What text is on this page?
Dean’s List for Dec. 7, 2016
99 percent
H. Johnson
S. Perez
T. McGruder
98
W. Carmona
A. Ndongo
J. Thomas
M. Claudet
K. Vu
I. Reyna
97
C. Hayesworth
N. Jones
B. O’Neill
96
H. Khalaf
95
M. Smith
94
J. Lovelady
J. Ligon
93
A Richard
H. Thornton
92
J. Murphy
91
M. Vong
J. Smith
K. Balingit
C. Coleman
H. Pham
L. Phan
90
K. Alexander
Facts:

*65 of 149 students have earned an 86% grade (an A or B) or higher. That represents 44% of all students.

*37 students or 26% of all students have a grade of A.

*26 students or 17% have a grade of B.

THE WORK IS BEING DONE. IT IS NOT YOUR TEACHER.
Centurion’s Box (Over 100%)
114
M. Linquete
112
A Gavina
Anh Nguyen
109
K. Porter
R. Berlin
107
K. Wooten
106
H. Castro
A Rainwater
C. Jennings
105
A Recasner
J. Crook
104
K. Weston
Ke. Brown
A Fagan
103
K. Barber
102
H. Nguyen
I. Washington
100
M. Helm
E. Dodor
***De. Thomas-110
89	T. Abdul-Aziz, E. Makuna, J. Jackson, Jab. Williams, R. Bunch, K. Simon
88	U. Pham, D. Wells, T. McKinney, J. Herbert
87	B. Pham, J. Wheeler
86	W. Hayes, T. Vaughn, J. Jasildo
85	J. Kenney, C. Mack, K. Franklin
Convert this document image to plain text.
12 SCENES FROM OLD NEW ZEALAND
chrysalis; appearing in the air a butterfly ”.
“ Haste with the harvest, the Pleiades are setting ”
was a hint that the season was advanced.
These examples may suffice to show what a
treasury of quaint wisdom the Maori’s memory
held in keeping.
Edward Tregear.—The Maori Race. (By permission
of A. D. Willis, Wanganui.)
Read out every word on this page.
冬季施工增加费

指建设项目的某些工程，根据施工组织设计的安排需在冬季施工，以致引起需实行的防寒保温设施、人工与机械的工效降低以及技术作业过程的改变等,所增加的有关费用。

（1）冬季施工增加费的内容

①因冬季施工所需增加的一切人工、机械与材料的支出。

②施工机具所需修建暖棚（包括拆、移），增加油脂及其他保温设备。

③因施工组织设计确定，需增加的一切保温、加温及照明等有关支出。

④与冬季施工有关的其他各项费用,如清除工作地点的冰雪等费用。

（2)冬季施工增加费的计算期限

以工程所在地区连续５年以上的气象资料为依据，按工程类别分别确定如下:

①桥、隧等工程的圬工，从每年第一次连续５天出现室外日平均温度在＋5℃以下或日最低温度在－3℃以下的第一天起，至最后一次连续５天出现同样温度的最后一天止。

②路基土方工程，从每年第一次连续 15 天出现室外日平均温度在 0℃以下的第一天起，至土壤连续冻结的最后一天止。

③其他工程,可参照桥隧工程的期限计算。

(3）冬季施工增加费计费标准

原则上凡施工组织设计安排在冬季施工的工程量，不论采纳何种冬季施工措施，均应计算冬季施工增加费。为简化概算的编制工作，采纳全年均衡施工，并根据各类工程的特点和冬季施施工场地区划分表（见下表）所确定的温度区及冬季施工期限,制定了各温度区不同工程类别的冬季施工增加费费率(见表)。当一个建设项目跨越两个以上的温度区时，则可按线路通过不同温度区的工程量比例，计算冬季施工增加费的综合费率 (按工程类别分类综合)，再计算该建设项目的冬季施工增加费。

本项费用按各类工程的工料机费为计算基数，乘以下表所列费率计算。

——

Give again only the lines of the material above that run from the one with "Convert this document image to plain text." through the end, both included, exactly as they appear.

**Completed task**
Convert this document image to plain text.
12 SCENES FROM OLD NEW ZEALAND
chrysalis; appearing in the air a butterfly ”.
“ Haste with the harvest, the Pleiades are setting ”
was a hint that the season was advanced.
These examples may suffice to show what a
treasury of quaint wisdom the Maori’s memory
held in keeping.
Edward Tregear.—The Maori Race. (By permission
of A. D. Willis, Wanganui.)
Read out every word on this page.
冬季施工增加费

指建设项目的某些工程，根据施工组织设计的安排需在冬季施工，以致引起需实行的防寒保温设施、人工与机械的工效降低以及技术作业过程的改变等,所增加的有关费用。

（1）冬季施工增加费的内容

①因冬季施工所需增加的一切人工、机械与材料的支出。

②施工机具所需修建暖棚（包括拆、移），增加油脂及其他保温设备。

③因施工组织设计确定，需增加的一切保温、加温及照明等有关支出。

④与冬季施工有关的其他各项费用,如清除工作地点的冰雪等费用。

（2)冬季施工增加费的计算期限

以工程所在地区连续５年以上的气象资料为依据，按工程类别分别确定如下:

①桥、隧等工程的圬工，从每年第一次连续５天出现室外日平均温度在＋5℃以下或日最低温度在－3℃以下的第一天起，至最后一次连续５天出现同样温度的最后一天止。

②路基土方工程，从每年第一次连续 15 天出现室外日平均温度在 0℃以下的第一天起，至土壤连续冻结的最后一天止。

③其他工程,可参照桥隧工程的期限计算。

(3）冬季施工增加费计费标准

原则上凡施工组织设计安排在冬季施工的工程量，不论采纳何种冬季施工措施，均应计算冬季施工增加费。为简化概算的编制工作，采纳全年均衡施工，并根据各类工程的特点和冬季施施工场地区划分表（见下表）所确定的温度区及冬季施工期限,制定了各温度区不同工程类别的冬季施工增加费费率(见表)。当一个建设项目跨越两个以上的温度区时，则可按线路通过不同温度区的工程量比例，计算冬季施工增加费的综合费率 (按工程类别分类综合)，再计算该建设项目的冬季施工增加费。

本项费用按各类工程的工料机费为计算基数，乘以下表所列费率计算。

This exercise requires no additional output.